**WHAT IS REQUIRED:** Wherever the string "test" appears, copy the whole line.

(Dataset records)
::::::

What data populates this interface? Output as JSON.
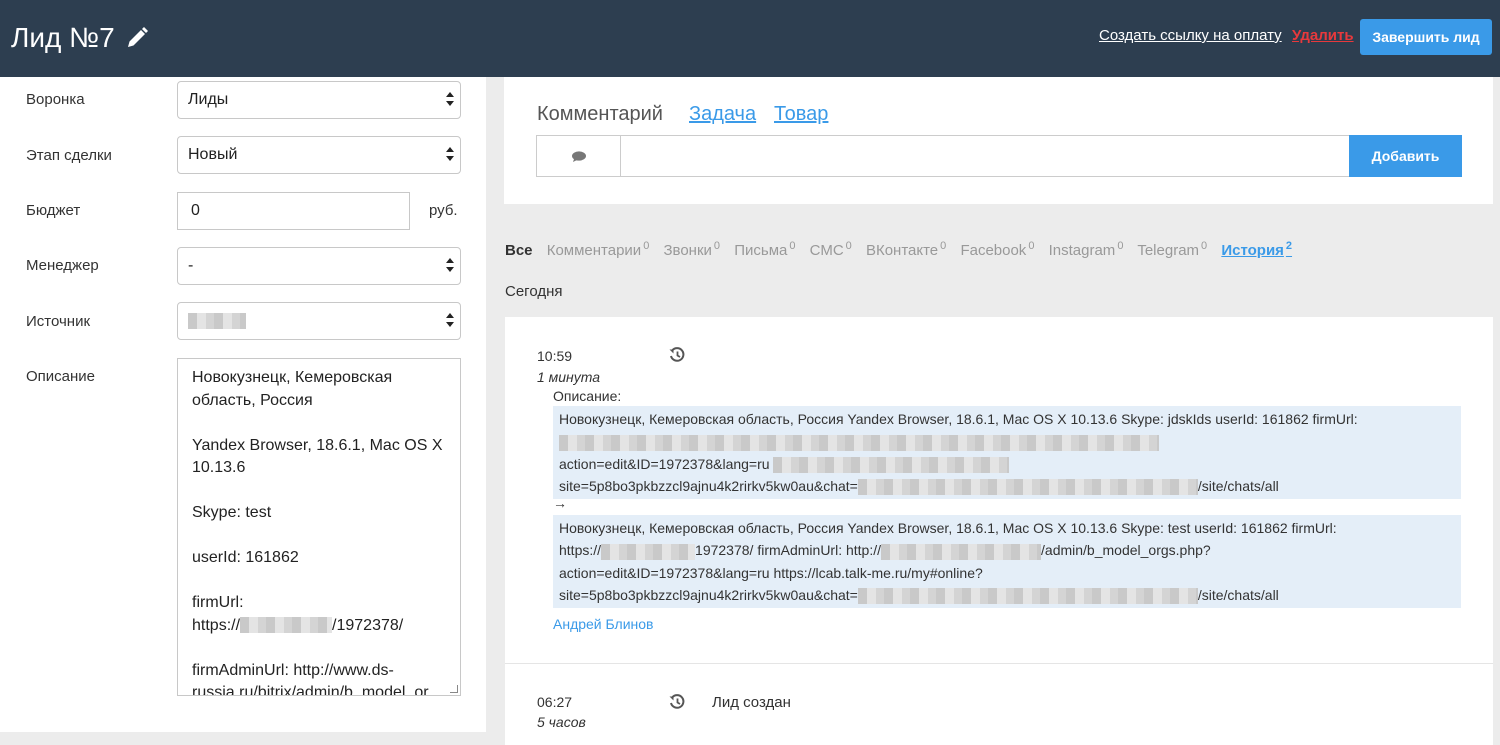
{
  "header": {
    "title": "Лид №7",
    "create_payment_link": "Создать ссылку на оплату",
    "delete_link": "Удалить",
    "finish_button": "Завершить лид"
  },
  "form": {
    "funnel": {
      "label": "Воронка",
      "value": "Лиды"
    },
    "stage": {
      "label": "Этап сделки",
      "value": "Новый"
    },
    "budget": {
      "label": "Бюджет",
      "value": "0",
      "unit": "руб."
    },
    "manager": {
      "label": "Менеджер",
      "value": "-"
    },
    "source": {
      "label": "Источник"
    },
    "description": {
      "label": "Описание",
      "lines": [
        "Новокузнецк, Кемеровская область, Россия",
        "Yandex Browser, 18.6.1, Mac OS X 10.13.6",
        "Skype: test",
        "userId: 161862",
        "firmUrl:",
        "/1972378/",
        "firmAdminUrl: http://www.ds-russia.ru/bitrix/admin/b_model_or"
      ],
      "https_prefix": "https://"
    }
  },
  "comment": {
    "tabs": [
      "Комментарий",
      "Задача",
      "Товар"
    ],
    "input_value": "",
    "input_placeholder": "",
    "add_button": "Добавить"
  },
  "filters": [
    {
      "label": "Все",
      "count": ""
    },
    {
      "label": "Комментарии",
      "count": "0"
    },
    {
      "label": "Звонки",
      "count": "0"
    },
    {
      "label": "Письма",
      "count": "0"
    },
    {
      "label": "СМС",
      "count": "0"
    },
    {
      "label": "ВКонтакте",
      "count": "0"
    },
    {
      "label": "Facebook",
      "count": "0"
    },
    {
      "label": "Instagram",
      "count": "0"
    },
    {
      "label": "Telegram",
      "count": "0"
    },
    {
      "label": "История",
      "count": "2"
    }
  ],
  "today_label": "Сегодня",
  "events": [
    {
      "time": "10:59",
      "ago": "1 минута",
      "icon": "history-icon",
      "desc_label": "Описание:",
      "old_line1": "Новокузнецк, Кемеровская область, Россия Yandex Browser, 18.6.1, Mac OS X 10.13.6 Skype: jdskIds userId: 161862 firmUrl:",
      "old_line3": "action=edit&ID=1972378&lang=ru",
      "old_line4a": "site=5p8bo3pkbzzcl9ajnu4k2rirkv5kw0au&chat=",
      "old_line4b": "/site/chats/all",
      "arrow": "→",
      "new_line1": "Новокузнецк, Кемеровская область, Россия Yandex Browser, 18.6.1, Mac OS X 10.13.6 Skype: test userId: 161862 firmUrl:",
      "new_line2a": "https://",
      "new_line2b": "1972378/ firmAdminUrl: http://",
      "new_line2c": "/admin/b_model_orgs.php?",
      "new_line3": "action=edit&ID=1972378&lang=ru https://lcab.talk-me.ru/my#online?",
      "new_line4a": "site=5p8bo3pkbzzcl9ajnu4k2rirkv5kw0au&chat=",
      "new_line4b": "/site/chats/all",
      "author": "Андрей Блинов"
    },
    {
      "time": "06:27",
      "ago": "5 часов",
      "icon": "history-icon",
      "text": "Лид создан"
    }
  ]
}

::::::

**ANSWER TO THE PROBLEM:**
        "Skype: test",
      "new_line1": "Новокузнецк, Кемеровская область, Россия Yandex Browser, 18.6.1, Mac OS X 10.13.6 Skype: test userId: 161862 firmUrl:",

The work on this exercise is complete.